» **INSTRUCTIONS FOR THE TASK**
Using the listing below, please gather every line containing the word "不能丢掉该等客户交办的各类业务".
>> Start MATERIAL FOR THIS EXERCISE
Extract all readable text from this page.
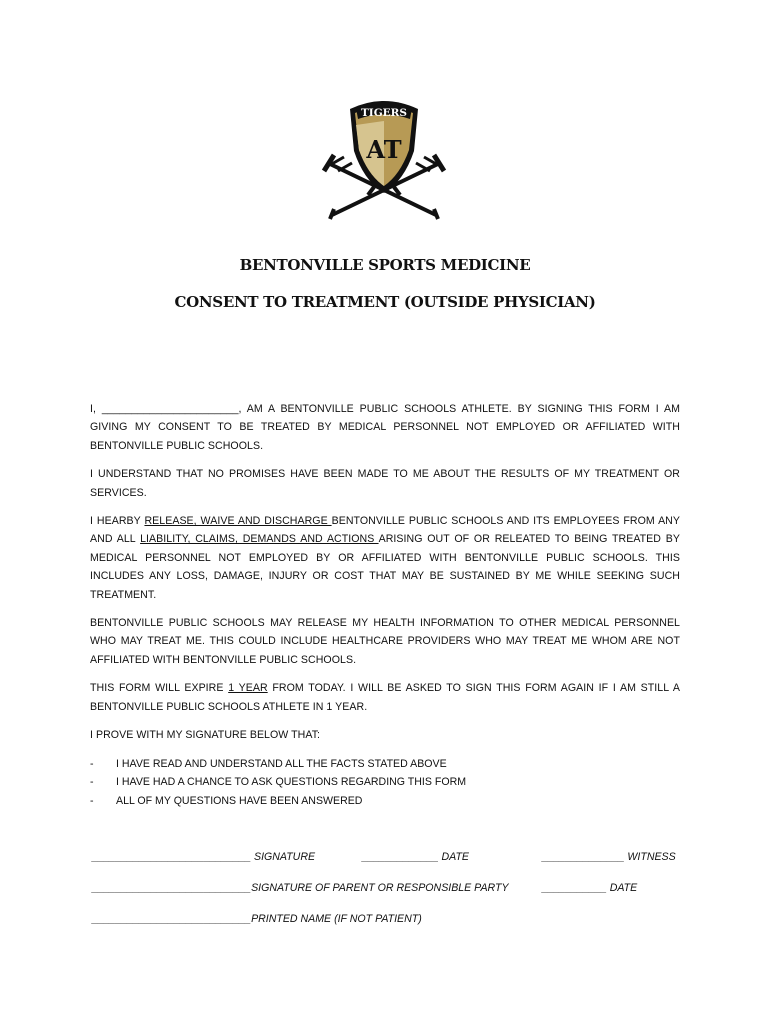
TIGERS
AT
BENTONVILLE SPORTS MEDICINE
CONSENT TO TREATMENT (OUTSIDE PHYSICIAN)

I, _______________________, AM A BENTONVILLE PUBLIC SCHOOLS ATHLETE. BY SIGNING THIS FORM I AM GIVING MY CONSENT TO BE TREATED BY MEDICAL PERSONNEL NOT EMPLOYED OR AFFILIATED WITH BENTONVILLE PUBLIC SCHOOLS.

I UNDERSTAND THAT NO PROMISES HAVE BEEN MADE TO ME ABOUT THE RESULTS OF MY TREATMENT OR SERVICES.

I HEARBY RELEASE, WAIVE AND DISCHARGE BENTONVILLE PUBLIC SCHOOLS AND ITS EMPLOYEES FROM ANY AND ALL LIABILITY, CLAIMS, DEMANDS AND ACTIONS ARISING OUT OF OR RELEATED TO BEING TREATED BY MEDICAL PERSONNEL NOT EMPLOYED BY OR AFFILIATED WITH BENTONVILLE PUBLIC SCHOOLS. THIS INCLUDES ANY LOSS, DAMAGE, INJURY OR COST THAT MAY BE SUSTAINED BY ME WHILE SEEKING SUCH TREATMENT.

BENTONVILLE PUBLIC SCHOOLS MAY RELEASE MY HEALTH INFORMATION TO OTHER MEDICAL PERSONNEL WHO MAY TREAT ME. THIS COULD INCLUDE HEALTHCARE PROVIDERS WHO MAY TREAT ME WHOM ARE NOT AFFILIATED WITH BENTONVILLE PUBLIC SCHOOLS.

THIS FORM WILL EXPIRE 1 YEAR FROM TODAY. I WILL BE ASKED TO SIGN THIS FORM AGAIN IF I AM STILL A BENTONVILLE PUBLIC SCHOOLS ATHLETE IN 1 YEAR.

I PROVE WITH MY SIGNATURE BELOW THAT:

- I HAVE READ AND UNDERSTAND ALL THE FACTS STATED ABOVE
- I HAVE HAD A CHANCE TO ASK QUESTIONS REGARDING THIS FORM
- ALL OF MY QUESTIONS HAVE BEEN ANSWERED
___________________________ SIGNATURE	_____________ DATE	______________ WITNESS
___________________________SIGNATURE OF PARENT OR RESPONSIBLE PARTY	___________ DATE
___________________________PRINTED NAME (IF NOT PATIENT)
>> End MATERIAL FOR THIS EXERCISE
>> Start MATERIAL FOR THIS EXERCISE
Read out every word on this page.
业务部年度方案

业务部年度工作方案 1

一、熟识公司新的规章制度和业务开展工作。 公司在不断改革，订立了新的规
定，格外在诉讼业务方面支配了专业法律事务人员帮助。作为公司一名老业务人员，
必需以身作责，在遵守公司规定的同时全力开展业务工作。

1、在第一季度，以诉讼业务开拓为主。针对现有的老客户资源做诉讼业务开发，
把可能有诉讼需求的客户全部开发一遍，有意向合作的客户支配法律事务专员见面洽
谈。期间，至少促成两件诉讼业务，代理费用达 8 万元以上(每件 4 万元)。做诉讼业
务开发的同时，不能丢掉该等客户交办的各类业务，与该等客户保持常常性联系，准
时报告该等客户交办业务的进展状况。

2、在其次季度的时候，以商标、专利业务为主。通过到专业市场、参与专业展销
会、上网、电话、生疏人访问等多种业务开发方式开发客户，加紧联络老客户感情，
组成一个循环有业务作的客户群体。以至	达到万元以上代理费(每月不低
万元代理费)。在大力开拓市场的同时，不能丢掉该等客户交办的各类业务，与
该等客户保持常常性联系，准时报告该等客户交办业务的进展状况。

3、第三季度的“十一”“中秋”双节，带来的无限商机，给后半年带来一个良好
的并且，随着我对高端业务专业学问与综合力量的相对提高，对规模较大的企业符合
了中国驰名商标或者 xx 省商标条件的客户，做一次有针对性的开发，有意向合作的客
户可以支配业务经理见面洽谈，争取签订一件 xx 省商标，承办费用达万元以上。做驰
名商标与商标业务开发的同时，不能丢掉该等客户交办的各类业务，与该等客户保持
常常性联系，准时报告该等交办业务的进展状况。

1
>> End MATERIAL FOR THIS EXERCISE
» **TASK OUTPUT**
务开发的同时，不能丢掉该等客户交办的各类业务，与该等客户保持常常性联系，准
万元代理费)。在大力开拓市场的同时，不能丢掉该等客户交办的各类业务，与
名商标与商标业务开发的同时，不能丢掉该等客户交办的各类业务，与该等客户保持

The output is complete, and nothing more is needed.